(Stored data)
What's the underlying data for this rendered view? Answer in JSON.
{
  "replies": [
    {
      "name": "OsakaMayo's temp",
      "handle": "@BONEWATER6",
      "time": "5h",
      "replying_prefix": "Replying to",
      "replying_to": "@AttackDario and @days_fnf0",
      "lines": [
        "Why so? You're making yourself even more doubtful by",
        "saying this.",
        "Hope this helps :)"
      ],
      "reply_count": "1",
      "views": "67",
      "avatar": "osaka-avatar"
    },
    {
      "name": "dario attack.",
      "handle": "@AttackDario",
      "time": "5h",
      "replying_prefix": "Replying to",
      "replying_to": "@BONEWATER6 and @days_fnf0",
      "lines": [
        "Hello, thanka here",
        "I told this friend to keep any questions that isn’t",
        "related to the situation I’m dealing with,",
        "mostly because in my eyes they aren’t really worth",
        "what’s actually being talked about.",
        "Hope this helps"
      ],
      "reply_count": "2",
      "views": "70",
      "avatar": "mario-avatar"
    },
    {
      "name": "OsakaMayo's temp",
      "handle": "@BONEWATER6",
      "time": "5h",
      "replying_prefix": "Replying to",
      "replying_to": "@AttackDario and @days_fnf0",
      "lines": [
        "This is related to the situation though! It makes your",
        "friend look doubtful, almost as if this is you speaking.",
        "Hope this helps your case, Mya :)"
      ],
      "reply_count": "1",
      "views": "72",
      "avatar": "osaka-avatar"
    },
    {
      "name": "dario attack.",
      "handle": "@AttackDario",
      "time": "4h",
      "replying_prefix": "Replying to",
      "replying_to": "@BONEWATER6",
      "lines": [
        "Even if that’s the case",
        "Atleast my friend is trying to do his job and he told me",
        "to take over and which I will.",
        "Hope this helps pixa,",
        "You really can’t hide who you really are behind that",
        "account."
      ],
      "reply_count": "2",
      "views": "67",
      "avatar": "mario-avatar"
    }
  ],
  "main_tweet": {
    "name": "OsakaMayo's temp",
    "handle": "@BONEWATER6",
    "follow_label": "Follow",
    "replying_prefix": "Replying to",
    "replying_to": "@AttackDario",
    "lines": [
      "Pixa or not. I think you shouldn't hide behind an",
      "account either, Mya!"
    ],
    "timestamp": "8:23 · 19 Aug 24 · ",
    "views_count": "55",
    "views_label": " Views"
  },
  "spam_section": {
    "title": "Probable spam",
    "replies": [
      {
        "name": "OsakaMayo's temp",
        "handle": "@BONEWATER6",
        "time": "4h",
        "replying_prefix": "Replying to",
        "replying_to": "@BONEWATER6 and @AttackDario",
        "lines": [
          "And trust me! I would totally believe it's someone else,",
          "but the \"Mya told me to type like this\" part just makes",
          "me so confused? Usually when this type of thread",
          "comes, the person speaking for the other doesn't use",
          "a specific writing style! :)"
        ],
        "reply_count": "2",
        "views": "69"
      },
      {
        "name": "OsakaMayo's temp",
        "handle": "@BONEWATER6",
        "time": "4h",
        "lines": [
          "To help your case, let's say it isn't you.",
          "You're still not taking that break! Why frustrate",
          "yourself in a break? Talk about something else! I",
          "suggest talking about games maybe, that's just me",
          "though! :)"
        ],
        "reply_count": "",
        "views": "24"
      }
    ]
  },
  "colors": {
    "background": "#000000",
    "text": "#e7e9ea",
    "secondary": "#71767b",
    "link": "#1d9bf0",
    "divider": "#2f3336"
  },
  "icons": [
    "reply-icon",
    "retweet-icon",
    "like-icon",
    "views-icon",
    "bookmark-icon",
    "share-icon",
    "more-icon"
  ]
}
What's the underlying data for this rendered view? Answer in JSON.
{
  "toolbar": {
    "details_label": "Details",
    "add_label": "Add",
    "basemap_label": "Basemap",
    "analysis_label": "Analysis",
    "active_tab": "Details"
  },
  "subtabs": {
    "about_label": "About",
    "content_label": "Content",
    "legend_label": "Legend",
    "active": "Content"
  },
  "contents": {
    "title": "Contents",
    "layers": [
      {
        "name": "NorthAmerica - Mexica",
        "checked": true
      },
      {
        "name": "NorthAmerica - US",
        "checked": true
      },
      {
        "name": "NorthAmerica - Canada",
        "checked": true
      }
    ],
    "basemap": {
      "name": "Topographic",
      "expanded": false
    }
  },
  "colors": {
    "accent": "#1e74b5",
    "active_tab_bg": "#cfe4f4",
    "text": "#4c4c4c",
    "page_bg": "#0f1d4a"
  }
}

GIVEN TASK:
Reproduce each record exactly as it appears.

RESPONSE BELOW:
What's the underlying data for this rendered view? Answer in JSON.
{
  "replies": [
    {
      "name": "OsakaMayo's temp",
      "handle": "@BONEWATER6",
      "time": "5h",
      "replying_prefix": "Replying to",
      "replying_to": "@AttackDario and @days_fnf0",
      "lines": [
        "Why so? You're making yourself even more doubtful by",
        "saying this.",
        "Hope this helps :)"
      ],
      "reply_count": "1",
      "views": "67",
      "avatar": "osaka-avatar"
    },
    {
      "name": "dario attack.",
      "handle": "@AttackDario",
      "time": "5h",
      "replying_prefix": "Replying to",
      "replying_to": "@BONEWATER6 and @days_fnf0",
      "lines": [
        "Hello, thanka here",
        "I told this friend to keep any questions that isn’t",
        "related to the situation I’m dealing with,",
        "mostly because in my eyes they aren’t really worth",
        "what’s actually being talked about.",
        "Hope this helps"
      ],
      "reply_count": "2",
      "views": "70",
      "avatar": "mario-avatar"
    },
    {
      "name": "OsakaMayo's temp",
      "handle": "@BONEWATER6",
      "time": "5h",
      "replying_prefix": "Replying to",
      "replying_to": "@AttackDario and @days_fnf0",
      "lines": [
        "This is related to the situation though! It makes your",
        "friend look doubtful, almost as if this is you speaking.",
        "Hope this helps your case, Mya :)"
      ],
      "reply_count": "1",
      "views": "72",
      "avatar": "osaka-avatar"
    },
    {
      "name": "dario attack.",
      "handle": "@AttackDario",
      "time": "4h",
      "replying_prefix": "Replying to",
      "replying_to": "@BONEWATER6",
      "lines": [
        "Even if that’s the case",
        "Atleast my friend is trying to do his job and he told me",
        "to take over and which I will.",
        "Hope this helps pixa,",
        "You really can’t hide who you really are behind that",
        "account."
      ],
      "reply_count": "2",
      "views": "67",
      "avatar": "mario-avatar"
    }
  ],
  "main_tweet": {
    "name": "OsakaMayo's temp",
    "handle": "@BONEWATER6",
    "follow_label": "Follow",
    "replying_prefix": "Replying to",
    "replying_to": "@AttackDario",
    "lines": [
      "Pixa or not. I think you shouldn't hide behind an",
      "account either, Mya!"
    ],
    "timestamp": "8:23 · 19 Aug 24 · ",
    "views_count": "55",
    "views_label": " Views"
  },
  "spam_section": {
    "title": "Probable spam",
    "replies": [
      {
        "name": "OsakaMayo's temp",
        "handle": "@BONEWATER6",
        "time": "4h",
        "replying_prefix": "Replying to",
        "replying_to": "@BONEWATER6 and @AttackDario",
        "lines": [
          "And trust me! I would totally believe it's someone else,",
          "but the \"Mya told me to type like this\" part just makes",
          "me so confused? Usually when this type of thread",
          "comes, the person speaking for the other doesn't use",
          "a specific writing style! :)"
        ],
        "reply_count": "2",
        "views": "69"
      },
      {
        "name": "OsakaMayo's temp",
        "handle": "@BONEWATER6",
        "time": "4h",
        "lines": [
          "To help your case, let's say it isn't you.",
          "You're still not taking that break! Why frustrate",
          "yourself in a break? Talk about something else! I",
          "suggest talking about games maybe, that's just me",
          "though! :)"
        ],
        "reply_count": "",
        "views": "24"
      }
    ]
  },
  "colors": {
    "background": "#000000",
    "text": "#e7e9ea",
    "secondary": "#71767b",
    "link": "#1d9bf0",
    "divider": "#2f3336"
  },
  "icons": [
    "reply-icon",
    "retweet-icon",
    "like-icon",
    "views-icon",
    "bookmark-icon",
    "share-icon",
    "more-icon"
  ]
}
What's the underlying data for this rendered view? Answer in JSON.
{
  "toolbar": {
    "details_label": "Details",
    "add_label": "Add",
    "basemap_label": "Basemap",
    "analysis_label": "Analysis",
    "active_tab": "Details"
  },
  "subtabs": {
    "about_label": "About",
    "content_label": "Content",
    "legend_label": "Legend",
    "active": "Content"
  },
  "contents": {
    "title": "Contents",
    "layers": [
      {
        "name": "NorthAmerica - Mexica",
        "checked": true
      },
      {
        "name": "NorthAmerica - US",
        "checked": true
      },
      {
        "name": "NorthAmerica - Canada",
        "checked": true
      }
    ],
    "basemap": {
      "name": "Topographic",
      "expanded": false
    }
  },
  "colors": {
    "accent": "#1e74b5",
    "active_tab_bg": "#cfe4f4",
    "text": "#4c4c4c",
    "page_bg": "#0f1d4a"
  }
}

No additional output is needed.